- Direction
Return, word for word, every line that follows.

Data items
++++++++++

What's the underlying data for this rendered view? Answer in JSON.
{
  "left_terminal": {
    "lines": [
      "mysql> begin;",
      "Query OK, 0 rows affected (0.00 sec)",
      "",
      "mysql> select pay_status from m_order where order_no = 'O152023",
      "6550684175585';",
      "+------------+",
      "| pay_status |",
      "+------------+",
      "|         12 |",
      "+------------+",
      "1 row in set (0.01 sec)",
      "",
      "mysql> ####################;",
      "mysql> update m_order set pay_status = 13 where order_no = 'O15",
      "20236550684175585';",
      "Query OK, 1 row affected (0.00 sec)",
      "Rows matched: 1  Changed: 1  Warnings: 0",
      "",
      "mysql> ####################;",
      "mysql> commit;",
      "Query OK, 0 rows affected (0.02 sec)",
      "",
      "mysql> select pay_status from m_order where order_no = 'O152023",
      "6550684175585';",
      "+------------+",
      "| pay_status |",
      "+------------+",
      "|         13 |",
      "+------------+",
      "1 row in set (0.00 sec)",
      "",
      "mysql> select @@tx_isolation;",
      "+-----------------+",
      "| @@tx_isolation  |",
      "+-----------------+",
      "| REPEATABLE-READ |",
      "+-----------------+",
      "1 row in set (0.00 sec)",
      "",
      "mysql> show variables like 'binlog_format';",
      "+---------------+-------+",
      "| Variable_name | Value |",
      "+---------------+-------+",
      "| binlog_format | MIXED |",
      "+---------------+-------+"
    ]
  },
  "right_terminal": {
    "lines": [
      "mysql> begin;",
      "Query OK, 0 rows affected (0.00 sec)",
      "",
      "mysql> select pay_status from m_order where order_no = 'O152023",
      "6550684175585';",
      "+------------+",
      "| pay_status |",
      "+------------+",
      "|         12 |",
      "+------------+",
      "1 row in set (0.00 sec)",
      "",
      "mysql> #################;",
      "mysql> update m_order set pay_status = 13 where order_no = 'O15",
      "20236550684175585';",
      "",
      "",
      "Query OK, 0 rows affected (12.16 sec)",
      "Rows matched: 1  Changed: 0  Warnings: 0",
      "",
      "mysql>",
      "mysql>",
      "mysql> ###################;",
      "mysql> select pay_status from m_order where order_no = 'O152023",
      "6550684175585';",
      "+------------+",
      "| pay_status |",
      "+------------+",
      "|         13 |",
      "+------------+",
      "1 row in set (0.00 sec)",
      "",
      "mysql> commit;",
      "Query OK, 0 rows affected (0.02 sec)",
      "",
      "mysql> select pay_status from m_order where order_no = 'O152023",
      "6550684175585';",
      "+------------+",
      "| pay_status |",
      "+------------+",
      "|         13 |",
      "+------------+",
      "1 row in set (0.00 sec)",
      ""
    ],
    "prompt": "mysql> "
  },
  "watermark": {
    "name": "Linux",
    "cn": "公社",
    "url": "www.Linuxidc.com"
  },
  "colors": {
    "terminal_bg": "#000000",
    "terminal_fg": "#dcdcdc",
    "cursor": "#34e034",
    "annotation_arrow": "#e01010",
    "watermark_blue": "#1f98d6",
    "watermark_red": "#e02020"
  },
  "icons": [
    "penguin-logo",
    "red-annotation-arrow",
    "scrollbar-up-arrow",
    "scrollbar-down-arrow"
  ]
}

++++++++++

- Result for this exercise
What's the underlying data for this rendered view? Answer in JSON.
{
  "left_terminal": {
    "lines": [
      "mysql> begin;",
      "Query OK, 0 rows affected (0.00 sec)",
      "",
      "mysql> select pay_status from m_order where order_no = 'O152023",
      "6550684175585';",
      "+------------+",
      "| pay_status |",
      "+------------+",
      "|         12 |",
      "+------------+",
      "1 row in set (0.01 sec)",
      "",
      "mysql> ####################;",
      "mysql> update m_order set pay_status = 13 where order_no = 'O15",
      "20236550684175585';",
      "Query OK, 1 row affected (0.00 sec)",
      "Rows matched: 1  Changed: 1  Warnings: 0",
      "",
      "mysql> ####################;",
      "mysql> commit;",
      "Query OK, 0 rows affected (0.02 sec)",
      "",
      "mysql> select pay_status from m_order where order_no = 'O152023",
      "6550684175585';",
      "+------------+",
      "| pay_status |",
      "+------------+",
      "|         13 |",
      "+------------+",
      "1 row in set (0.00 sec)",
      "",
      "mysql> select @@tx_isolation;",
      "+-----------------+",
      "| @@tx_isolation  |",
      "+-----------------+",
      "| REPEATABLE-READ |",
      "+-----------------+",
      "1 row in set (0.00 sec)",
      "",
      "mysql> show variables like 'binlog_format';",
      "+---------------+-------+",
      "| Variable_name | Value |",
      "+---------------+-------+",
      "| binlog_format | MIXED |",
      "+---------------+-------+"
    ]
  },
  "right_terminal": {
    "lines": [
      "mysql> begin;",
      "Query OK, 0 rows affected (0.00 sec)",
      "",
      "mysql> select pay_status from m_order where order_no = 'O152023",
      "6550684175585';",
      "+------------+",
      "| pay_status |",
      "+------------+",
      "|         12 |",
      "+------------+",
      "1 row in set (0.00 sec)",
      "",
      "mysql> #################;",
      "mysql> update m_order set pay_status = 13 where order_no = 'O15",
      "20236550684175585';",
      "",
      "",
      "Query OK, 0 rows affected (12.16 sec)",
      "Rows matched: 1  Changed: 0  Warnings: 0",
      "",
      "mysql>",
      "mysql>",
      "mysql> ###################;",
      "mysql> select pay_status from m_order where order_no = 'O152023",
      "6550684175585';",
      "+------------+",
      "| pay_status |",
      "+------------+",
      "|         13 |",
      "+------------+",
      "1 row in set (0.00 sec)",
      "",
      "mysql> commit;",
      "Query OK, 0 rows affected (0.02 sec)",
      "",
      "mysql> select pay_status from m_order where order_no = 'O152023",
      "6550684175585';",
      "+------------+",
      "| pay_status |",
      "+------------+",
      "|         13 |",
      "+------------+",
      "1 row in set (0.00 sec)",
      ""
    ],
    "prompt": "mysql> "
  },
  "watermark": {
    "name": "Linux",
    "cn": "公社",
    "url": "www.Linuxidc.com"
  },
  "colors": {
    "terminal_bg": "#000000",
    "terminal_fg": "#dcdcdc",
    "cursor": "#34e034",
    "annotation_arrow": "#e01010",
    "watermark_blue": "#1f98d6",
    "watermark_red": "#e02020"
  },
  "icons": [
    "penguin-logo",
    "red-annotation-arrow",
    "scrollbar-up-arrow",
    "scrollbar-down-arrow"
  ]
}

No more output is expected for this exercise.